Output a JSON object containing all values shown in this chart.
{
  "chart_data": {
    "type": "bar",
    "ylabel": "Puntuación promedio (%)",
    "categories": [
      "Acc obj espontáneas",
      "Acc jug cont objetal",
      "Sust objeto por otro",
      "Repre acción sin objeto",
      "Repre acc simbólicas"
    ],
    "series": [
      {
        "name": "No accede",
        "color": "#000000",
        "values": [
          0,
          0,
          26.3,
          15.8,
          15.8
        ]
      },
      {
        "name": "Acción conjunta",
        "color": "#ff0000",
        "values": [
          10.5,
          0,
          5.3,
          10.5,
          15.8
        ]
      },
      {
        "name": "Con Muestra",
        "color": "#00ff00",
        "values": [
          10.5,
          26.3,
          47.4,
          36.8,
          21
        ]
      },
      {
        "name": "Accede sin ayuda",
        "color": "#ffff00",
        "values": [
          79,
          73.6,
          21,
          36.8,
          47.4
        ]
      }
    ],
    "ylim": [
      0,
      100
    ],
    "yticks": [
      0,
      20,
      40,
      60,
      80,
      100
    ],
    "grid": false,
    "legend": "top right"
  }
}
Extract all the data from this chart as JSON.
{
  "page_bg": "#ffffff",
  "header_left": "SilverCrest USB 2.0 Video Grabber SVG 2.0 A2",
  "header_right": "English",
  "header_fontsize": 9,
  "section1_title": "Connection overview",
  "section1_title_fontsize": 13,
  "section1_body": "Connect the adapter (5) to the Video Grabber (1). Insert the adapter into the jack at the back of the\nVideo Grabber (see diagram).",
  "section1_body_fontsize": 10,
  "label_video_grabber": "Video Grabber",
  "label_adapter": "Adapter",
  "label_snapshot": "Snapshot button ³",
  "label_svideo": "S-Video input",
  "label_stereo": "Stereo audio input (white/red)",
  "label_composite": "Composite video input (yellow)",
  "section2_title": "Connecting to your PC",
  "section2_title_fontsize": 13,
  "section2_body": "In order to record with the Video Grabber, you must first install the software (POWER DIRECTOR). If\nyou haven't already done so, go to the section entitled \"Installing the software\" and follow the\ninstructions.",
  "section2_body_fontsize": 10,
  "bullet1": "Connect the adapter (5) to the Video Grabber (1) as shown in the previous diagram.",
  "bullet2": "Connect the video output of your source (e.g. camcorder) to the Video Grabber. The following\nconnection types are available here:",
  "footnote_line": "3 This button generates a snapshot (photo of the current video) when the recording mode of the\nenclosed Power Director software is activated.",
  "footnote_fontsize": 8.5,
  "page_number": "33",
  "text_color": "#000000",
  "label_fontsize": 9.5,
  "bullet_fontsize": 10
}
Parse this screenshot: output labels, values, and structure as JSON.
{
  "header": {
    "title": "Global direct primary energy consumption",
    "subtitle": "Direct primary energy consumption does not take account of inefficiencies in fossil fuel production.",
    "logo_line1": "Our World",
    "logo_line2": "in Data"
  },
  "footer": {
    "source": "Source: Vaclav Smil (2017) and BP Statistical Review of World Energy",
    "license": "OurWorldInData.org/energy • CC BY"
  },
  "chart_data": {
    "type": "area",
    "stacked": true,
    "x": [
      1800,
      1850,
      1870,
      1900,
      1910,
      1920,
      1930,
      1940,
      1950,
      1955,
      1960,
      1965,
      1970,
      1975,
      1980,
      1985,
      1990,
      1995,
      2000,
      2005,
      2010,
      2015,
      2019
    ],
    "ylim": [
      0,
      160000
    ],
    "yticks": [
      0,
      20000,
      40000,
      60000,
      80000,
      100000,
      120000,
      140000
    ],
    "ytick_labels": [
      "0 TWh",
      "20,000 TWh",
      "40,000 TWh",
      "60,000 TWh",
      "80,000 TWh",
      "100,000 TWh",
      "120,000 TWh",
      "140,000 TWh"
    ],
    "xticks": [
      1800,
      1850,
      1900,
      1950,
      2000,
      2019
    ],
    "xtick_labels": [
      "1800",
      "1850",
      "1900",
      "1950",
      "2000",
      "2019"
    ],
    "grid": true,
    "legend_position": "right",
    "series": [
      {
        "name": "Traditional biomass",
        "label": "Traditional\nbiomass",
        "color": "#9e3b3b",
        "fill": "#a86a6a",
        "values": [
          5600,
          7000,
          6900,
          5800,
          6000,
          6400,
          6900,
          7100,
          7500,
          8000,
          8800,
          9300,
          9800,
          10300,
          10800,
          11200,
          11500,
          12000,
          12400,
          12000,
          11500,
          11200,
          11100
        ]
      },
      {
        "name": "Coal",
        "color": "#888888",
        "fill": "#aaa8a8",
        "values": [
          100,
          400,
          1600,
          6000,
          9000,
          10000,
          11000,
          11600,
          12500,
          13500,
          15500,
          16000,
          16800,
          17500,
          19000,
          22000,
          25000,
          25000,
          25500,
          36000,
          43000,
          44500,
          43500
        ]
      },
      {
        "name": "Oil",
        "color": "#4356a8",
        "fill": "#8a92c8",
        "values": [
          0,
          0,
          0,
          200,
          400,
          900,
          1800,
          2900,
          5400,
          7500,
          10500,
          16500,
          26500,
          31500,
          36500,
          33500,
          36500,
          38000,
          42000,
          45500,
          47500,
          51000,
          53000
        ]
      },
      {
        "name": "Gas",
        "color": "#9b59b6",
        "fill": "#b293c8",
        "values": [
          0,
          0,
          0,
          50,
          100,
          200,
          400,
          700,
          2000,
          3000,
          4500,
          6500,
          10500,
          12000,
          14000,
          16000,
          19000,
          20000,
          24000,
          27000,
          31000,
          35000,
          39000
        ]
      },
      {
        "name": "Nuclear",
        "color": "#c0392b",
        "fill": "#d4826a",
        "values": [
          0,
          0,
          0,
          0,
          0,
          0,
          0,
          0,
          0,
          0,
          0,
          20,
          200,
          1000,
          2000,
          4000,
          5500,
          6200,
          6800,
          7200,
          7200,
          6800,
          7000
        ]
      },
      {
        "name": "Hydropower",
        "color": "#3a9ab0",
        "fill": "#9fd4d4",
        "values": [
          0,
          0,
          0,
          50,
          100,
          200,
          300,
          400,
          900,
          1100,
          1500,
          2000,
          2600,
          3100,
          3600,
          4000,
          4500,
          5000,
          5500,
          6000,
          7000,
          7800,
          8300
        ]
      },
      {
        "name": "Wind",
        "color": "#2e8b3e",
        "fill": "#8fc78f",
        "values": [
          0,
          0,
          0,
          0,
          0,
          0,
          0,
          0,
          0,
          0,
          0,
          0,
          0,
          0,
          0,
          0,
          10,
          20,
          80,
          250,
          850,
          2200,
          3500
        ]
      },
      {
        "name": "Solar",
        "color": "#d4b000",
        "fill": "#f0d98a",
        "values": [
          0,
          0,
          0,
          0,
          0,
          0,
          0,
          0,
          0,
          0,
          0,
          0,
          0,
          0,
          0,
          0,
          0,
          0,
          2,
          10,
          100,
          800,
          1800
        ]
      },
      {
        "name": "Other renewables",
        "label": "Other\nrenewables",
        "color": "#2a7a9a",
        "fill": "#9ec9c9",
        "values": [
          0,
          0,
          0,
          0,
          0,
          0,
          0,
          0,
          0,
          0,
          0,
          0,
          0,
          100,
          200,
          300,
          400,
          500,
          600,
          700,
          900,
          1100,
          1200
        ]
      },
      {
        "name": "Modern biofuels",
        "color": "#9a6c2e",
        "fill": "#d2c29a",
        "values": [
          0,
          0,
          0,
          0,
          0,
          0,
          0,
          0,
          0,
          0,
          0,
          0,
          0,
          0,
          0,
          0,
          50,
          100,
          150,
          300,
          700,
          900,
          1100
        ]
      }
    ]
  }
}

Exercise objective: Of the lines above, how many contain the string "JSON"? Only the number is required.

Output of the exercise: 3